**Work instructions:** Look through the data below. Collect every line where the word "this" occurs.

**Records supplied:**
[START]
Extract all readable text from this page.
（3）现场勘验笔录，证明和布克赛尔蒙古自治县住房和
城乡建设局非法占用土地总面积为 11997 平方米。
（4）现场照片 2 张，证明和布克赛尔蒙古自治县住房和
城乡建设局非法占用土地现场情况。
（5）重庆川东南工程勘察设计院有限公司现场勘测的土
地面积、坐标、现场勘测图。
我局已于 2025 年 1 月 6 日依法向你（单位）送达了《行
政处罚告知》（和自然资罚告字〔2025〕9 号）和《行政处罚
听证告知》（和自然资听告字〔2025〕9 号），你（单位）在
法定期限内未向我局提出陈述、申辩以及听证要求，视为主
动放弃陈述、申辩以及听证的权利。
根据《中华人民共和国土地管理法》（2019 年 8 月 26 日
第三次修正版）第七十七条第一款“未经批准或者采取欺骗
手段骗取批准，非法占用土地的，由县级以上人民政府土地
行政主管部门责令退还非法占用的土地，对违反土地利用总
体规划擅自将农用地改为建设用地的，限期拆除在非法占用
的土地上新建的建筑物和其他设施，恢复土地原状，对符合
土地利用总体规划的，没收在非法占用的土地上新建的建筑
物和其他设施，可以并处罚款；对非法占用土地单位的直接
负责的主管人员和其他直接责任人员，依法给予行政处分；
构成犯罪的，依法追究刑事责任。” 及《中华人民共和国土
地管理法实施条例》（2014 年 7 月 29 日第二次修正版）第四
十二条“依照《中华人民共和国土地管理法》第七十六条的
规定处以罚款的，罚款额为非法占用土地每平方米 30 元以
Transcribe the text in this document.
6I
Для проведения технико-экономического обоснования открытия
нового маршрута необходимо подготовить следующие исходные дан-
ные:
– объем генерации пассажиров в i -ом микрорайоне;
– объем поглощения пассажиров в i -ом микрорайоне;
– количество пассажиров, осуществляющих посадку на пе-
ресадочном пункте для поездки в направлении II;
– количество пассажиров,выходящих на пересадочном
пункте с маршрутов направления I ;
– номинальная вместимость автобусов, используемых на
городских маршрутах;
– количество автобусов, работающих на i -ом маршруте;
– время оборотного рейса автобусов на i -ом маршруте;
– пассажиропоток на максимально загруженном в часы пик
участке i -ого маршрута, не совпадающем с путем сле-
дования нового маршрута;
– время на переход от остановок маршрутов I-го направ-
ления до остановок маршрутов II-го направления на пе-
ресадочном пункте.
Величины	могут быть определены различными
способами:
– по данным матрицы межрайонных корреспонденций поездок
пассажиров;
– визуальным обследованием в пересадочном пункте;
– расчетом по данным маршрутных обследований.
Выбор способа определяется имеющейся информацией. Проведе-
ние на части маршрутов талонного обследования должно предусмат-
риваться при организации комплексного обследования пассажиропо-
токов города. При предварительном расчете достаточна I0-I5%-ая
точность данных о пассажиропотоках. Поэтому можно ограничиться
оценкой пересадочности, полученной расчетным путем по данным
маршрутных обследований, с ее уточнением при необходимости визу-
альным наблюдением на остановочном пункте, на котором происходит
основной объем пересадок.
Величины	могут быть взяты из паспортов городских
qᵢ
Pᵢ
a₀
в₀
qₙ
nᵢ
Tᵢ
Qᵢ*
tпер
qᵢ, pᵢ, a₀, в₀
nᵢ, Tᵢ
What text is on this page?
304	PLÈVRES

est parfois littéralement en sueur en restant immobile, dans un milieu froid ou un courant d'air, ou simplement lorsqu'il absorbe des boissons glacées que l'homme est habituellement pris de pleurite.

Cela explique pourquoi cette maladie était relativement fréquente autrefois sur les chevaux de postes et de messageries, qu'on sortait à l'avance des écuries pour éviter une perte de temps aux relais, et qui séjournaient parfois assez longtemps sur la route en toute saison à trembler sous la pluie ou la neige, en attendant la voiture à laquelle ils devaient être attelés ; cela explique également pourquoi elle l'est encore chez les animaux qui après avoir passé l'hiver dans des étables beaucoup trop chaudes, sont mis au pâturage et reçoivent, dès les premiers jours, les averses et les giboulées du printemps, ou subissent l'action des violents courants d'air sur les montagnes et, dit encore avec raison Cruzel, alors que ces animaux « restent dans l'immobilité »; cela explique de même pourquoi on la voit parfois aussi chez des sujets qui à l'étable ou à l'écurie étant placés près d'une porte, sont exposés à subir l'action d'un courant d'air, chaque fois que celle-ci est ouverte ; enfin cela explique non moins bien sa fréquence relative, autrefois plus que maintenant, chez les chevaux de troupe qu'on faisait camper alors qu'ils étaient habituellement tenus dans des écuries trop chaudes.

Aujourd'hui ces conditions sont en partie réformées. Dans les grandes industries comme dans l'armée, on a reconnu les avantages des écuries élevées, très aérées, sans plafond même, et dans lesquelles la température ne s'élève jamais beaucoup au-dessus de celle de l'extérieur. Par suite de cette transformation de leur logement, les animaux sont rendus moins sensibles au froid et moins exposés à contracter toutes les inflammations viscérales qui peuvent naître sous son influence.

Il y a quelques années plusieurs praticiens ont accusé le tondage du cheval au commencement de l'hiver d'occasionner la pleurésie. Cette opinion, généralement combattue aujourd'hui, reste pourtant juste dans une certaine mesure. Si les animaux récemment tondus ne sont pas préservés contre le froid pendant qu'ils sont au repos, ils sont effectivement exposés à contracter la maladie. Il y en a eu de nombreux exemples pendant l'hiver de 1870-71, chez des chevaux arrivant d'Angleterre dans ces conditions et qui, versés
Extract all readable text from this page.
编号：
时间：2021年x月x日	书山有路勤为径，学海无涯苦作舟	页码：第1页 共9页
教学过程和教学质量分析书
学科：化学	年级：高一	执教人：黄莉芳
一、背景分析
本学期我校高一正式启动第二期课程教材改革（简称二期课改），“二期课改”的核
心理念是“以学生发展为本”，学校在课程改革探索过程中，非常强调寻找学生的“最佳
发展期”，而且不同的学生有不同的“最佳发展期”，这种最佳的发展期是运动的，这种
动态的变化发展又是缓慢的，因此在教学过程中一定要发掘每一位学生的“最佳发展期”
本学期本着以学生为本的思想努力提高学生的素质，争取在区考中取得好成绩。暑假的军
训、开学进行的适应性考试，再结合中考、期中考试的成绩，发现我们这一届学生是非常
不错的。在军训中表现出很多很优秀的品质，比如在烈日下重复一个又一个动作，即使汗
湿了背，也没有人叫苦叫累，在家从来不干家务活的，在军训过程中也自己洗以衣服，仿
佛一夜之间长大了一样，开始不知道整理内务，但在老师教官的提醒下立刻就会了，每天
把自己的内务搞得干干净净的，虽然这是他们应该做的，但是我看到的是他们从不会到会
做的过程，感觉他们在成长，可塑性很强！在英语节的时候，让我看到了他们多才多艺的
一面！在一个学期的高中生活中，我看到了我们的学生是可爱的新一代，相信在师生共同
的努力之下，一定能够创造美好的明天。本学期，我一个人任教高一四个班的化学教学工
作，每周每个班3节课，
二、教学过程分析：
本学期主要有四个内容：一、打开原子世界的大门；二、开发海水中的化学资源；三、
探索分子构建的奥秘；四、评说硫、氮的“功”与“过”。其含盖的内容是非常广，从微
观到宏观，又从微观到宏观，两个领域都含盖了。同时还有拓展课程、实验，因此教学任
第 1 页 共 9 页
[END]
**Reply to the task:**
Extract all readable text from this page.
Transcribe the text in this document.
What text is on this page?
Extract all readable text from this page.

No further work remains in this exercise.